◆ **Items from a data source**
========================
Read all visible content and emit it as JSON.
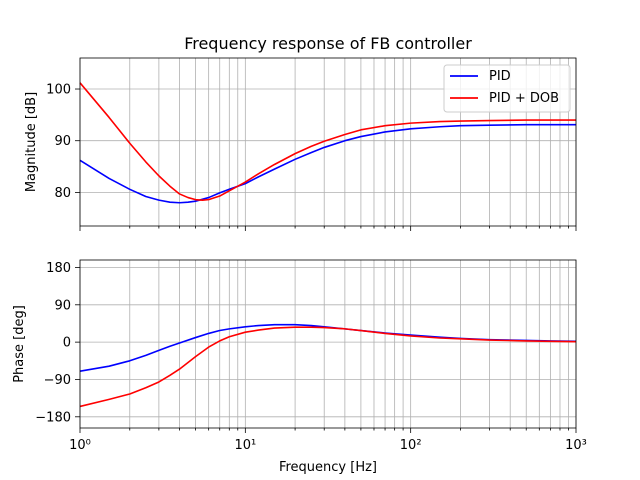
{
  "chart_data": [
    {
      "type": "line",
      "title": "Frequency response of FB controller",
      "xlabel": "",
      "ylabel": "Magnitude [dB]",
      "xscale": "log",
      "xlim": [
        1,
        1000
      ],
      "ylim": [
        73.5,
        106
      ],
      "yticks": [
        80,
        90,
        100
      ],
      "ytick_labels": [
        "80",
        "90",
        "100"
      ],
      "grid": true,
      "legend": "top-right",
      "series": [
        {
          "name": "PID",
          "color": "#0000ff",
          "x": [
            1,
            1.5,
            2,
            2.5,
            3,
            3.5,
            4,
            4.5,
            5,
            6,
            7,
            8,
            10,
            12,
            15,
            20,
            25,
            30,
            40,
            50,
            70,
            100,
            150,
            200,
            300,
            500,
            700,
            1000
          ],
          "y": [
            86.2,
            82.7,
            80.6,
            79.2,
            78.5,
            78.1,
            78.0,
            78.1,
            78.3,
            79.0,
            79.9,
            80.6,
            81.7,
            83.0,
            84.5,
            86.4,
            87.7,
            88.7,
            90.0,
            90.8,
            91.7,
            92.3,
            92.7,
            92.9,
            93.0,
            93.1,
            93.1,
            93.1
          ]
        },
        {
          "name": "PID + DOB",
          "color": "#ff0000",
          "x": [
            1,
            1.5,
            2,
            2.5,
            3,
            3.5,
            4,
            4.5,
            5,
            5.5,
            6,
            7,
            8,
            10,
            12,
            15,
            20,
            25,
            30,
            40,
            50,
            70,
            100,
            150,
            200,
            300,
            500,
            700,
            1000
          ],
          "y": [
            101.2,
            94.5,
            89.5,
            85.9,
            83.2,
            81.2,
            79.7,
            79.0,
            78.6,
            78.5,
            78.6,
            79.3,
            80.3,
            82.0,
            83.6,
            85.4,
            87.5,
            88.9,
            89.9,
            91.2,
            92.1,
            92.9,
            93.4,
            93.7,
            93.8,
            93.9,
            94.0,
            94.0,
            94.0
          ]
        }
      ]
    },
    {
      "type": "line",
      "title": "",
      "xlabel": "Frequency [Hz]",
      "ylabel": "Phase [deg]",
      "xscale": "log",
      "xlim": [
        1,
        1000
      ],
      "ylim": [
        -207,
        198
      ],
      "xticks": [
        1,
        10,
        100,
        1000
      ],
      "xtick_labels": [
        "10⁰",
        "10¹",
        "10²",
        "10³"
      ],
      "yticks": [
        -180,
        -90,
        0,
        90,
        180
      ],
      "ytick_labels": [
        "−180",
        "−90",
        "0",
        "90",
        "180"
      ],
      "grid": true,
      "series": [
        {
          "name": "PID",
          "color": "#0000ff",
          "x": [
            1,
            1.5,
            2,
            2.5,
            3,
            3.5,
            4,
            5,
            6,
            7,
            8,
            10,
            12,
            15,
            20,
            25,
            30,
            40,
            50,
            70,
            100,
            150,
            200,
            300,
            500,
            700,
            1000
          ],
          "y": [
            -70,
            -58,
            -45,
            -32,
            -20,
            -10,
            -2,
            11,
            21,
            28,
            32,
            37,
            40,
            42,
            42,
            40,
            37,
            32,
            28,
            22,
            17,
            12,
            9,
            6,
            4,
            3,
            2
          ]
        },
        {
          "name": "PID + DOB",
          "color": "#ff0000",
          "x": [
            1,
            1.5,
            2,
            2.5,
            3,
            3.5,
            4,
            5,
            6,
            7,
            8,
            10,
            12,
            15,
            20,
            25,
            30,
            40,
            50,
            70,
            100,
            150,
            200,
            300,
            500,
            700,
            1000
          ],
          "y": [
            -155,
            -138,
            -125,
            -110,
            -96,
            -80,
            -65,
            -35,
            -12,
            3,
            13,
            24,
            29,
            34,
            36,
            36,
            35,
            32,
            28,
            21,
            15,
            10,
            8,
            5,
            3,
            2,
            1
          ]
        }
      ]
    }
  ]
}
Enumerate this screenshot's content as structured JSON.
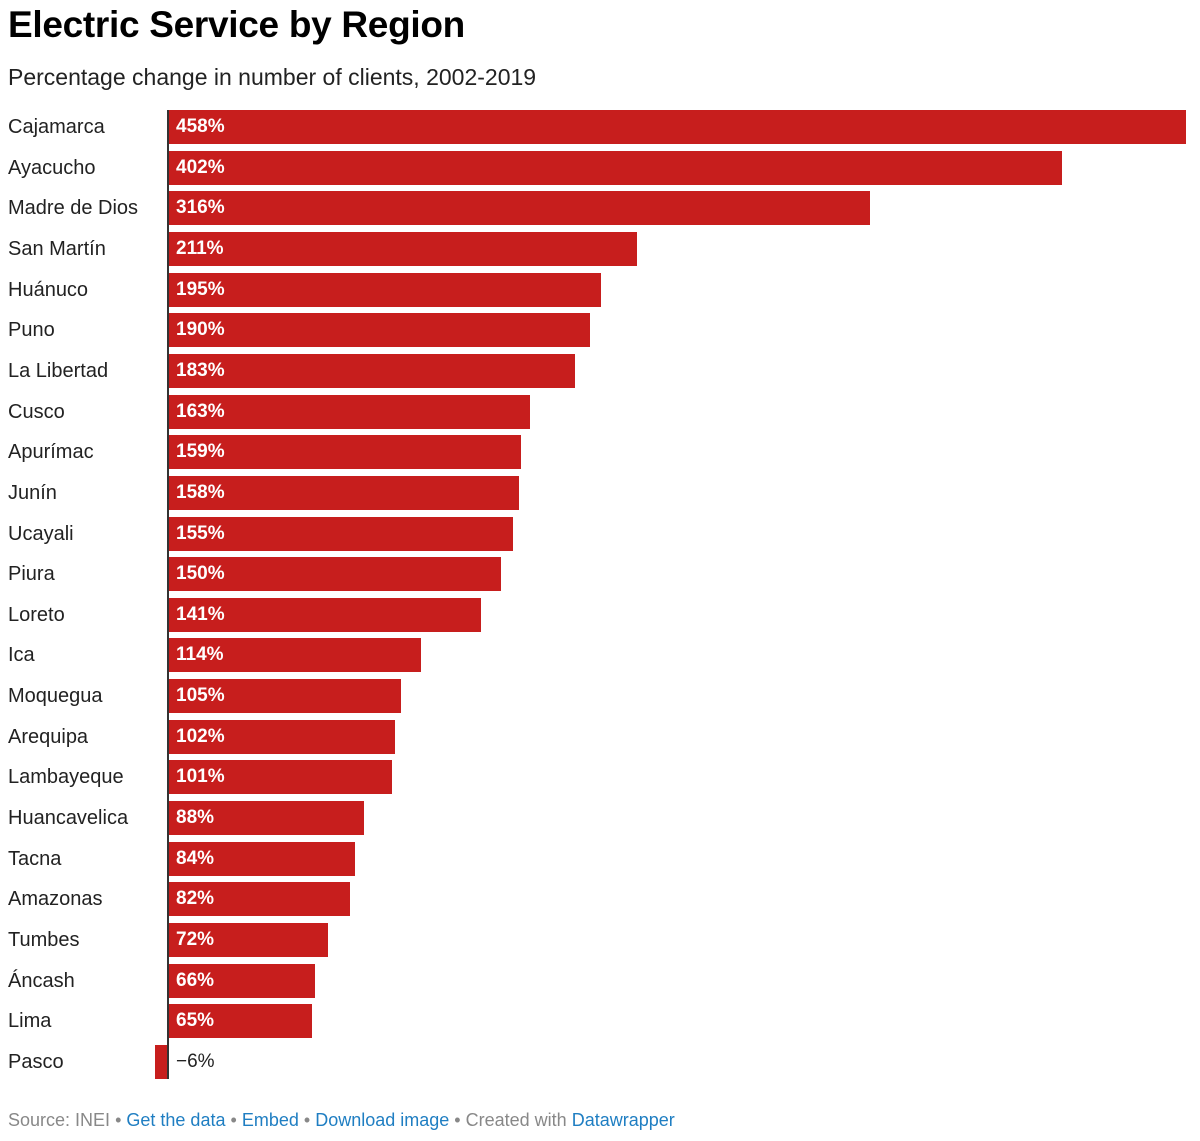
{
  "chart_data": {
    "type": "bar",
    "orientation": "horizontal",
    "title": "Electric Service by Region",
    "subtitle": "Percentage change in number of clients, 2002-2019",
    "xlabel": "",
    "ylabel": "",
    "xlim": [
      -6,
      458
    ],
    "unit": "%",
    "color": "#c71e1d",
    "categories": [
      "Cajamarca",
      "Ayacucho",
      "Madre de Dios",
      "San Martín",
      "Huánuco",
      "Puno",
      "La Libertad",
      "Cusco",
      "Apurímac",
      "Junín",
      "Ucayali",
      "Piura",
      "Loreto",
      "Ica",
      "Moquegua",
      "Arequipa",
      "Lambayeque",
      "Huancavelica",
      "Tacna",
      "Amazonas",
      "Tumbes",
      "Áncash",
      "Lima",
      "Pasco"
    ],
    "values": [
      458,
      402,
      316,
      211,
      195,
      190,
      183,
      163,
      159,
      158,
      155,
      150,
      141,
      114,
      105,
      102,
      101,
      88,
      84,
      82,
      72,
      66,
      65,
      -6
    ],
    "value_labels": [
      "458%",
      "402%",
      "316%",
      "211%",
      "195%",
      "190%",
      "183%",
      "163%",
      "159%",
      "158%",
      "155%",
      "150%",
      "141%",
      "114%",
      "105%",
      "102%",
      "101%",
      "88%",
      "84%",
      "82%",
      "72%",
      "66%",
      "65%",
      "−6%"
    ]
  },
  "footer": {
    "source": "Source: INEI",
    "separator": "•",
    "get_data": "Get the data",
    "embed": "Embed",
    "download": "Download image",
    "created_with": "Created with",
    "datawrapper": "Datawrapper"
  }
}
========================
◆ **Exercise instructions**
Take the listing and print it again exactly, but without any pictures.

◆ **Written response**
Read all visible content and emit it as JSON.
{
  "chart_data": [
    {
      "type": "line",
      "title": "Frequency response of FB controller",
      "xlabel": "",
      "ylabel": "Magnitude [dB]",
      "xscale": "log",
      "xlim": [
        1,
        1000
      ],
      "ylim": [
        73.5,
        106
      ],
      "yticks": [
        80,
        90,
        100
      ],
      "ytick_labels": [
        "80",
        "90",
        "100"
      ],
      "grid": true,
      "legend": "top-right",
      "series": [
        {
          "name": "PID",
          "color": "#0000ff",
          "x": [
            1,
            1.5,
            2,
            2.5,
            3,
            3.5,
            4,
            4.5,
            5,
            6,
            7,
            8,
            10,
            12,
            15,
            20,
            25,
            30,
            40,
            50,
            70,
            100,
            150,
            200,
            300,
            500,
            700,
            1000
          ],
          "y": [
            86.2,
            82.7,
            80.6,
            79.2,
            78.5,
            78.1,
            78.0,
            78.1,
            78.3,
            79.0,
            79.9,
            80.6,
            81.7,
            83.0,
            84.5,
            86.4,
            87.7,
            88.7,
            90.0,
            90.8,
            91.7,
            92.3,
            92.7,
            92.9,
            93.0,
            93.1,
            93.1,
            93.1
          ]
        },
        {
          "name": "PID + DOB",
          "color": "#ff0000",
          "x": [
            1,
            1.5,
            2,
            2.5,
            3,
            3.5,
            4,
            4.5,
            5,
            5.5,
            6,
            7,
            8,
            10,
            12,
            15,
            20,
            25,
            30,
            40,
            50,
            70,
            100,
            150,
            200,
            300,
            500,
            700,
            1000
          ],
          "y": [
            101.2,
            94.5,
            89.5,
            85.9,
            83.2,
            81.2,
            79.7,
            79.0,
            78.6,
            78.5,
            78.6,
            79.3,
            80.3,
            82.0,
            83.6,
            85.4,
            87.5,
            88.9,
            89.9,
            91.2,
            92.1,
            92.9,
            93.4,
            93.7,
            93.8,
            93.9,
            94.0,
            94.0,
            94.0
          ]
        }
      ]
    },
    {
      "type": "line",
      "title": "",
      "xlabel": "Frequency [Hz]",
      "ylabel": "Phase [deg]",
      "xscale": "log",
      "xlim": [
        1,
        1000
      ],
      "ylim": [
        -207,
        198
      ],
      "xticks": [
        1,
        10,
        100,
        1000
      ],
      "xtick_labels": [
        "10⁰",
        "10¹",
        "10²",
        "10³"
      ],
      "yticks": [
        -180,
        -90,
        0,
        90,
        180
      ],
      "ytick_labels": [
        "−180",
        "−90",
        "0",
        "90",
        "180"
      ],
      "grid": true,
      "series": [
        {
          "name": "PID",
          "color": "#0000ff",
          "x": [
            1,
            1.5,
            2,
            2.5,
            3,
            3.5,
            4,
            5,
            6,
            7,
            8,
            10,
            12,
            15,
            20,
            25,
            30,
            40,
            50,
            70,
            100,
            150,
            200,
            300,
            500,
            700,
            1000
          ],
          "y": [
            -70,
            -58,
            -45,
            -32,
            -20,
            -10,
            -2,
            11,
            21,
            28,
            32,
            37,
            40,
            42,
            42,
            40,
            37,
            32,
            28,
            22,
            17,
            12,
            9,
            6,
            4,
            3,
            2
          ]
        },
        {
          "name": "PID + DOB",
          "color": "#ff0000",
          "x": [
            1,
            1.5,
            2,
            2.5,
            3,
            3.5,
            4,
            5,
            6,
            7,
            8,
            10,
            12,
            15,
            20,
            25,
            30,
            40,
            50,
            70,
            100,
            150,
            200,
            300,
            500,
            700,
            1000
          ],
          "y": [
            -155,
            -138,
            -125,
            -110,
            -96,
            -80,
            -65,
            -35,
            -12,
            3,
            13,
            24,
            29,
            34,
            36,
            36,
            35,
            32,
            28,
            21,
            15,
            10,
            8,
            5,
            3,
            2,
            1
          ]
        }
      ]
    }
  ]
}
Enumerate this screenshot's content as structured JSON.
{
  "chart_data": {
    "type": "bar",
    "orientation": "horizontal",
    "title": "Electric Service by Region",
    "subtitle": "Percentage change in number of clients, 2002-2019",
    "xlabel": "",
    "ylabel": "",
    "xlim": [
      -6,
      458
    ],
    "unit": "%",
    "color": "#c71e1d",
    "categories": [
      "Cajamarca",
      "Ayacucho",
      "Madre de Dios",
      "San Martín",
      "Huánuco",
      "Puno",
      "La Libertad",
      "Cusco",
      "Apurímac",
      "Junín",
      "Ucayali",
      "Piura",
      "Loreto",
      "Ica",
      "Moquegua",
      "Arequipa",
      "Lambayeque",
      "Huancavelica",
      "Tacna",
      "Amazonas",
      "Tumbes",
      "Áncash",
      "Lima",
      "Pasco"
    ],
    "values": [
      458,
      402,
      316,
      211,
      195,
      190,
      183,
      163,
      159,
      158,
      155,
      150,
      141,
      114,
      105,
      102,
      101,
      88,
      84,
      82,
      72,
      66,
      65,
      -6
    ],
    "value_labels": [
      "458%",
      "402%",
      "316%",
      "211%",
      "195%",
      "190%",
      "183%",
      "163%",
      "159%",
      "158%",
      "155%",
      "150%",
      "141%",
      "114%",
      "105%",
      "102%",
      "101%",
      "88%",
      "84%",
      "82%",
      "72%",
      "66%",
      "65%",
      "−6%"
    ]
  },
  "footer": {
    "source": "Source: INEI",
    "separator": "•",
    "get_data": "Get the data",
    "embed": "Embed",
    "download": "Download image",
    "created_with": "Created with",
    "datawrapper": "Datawrapper"
  }
}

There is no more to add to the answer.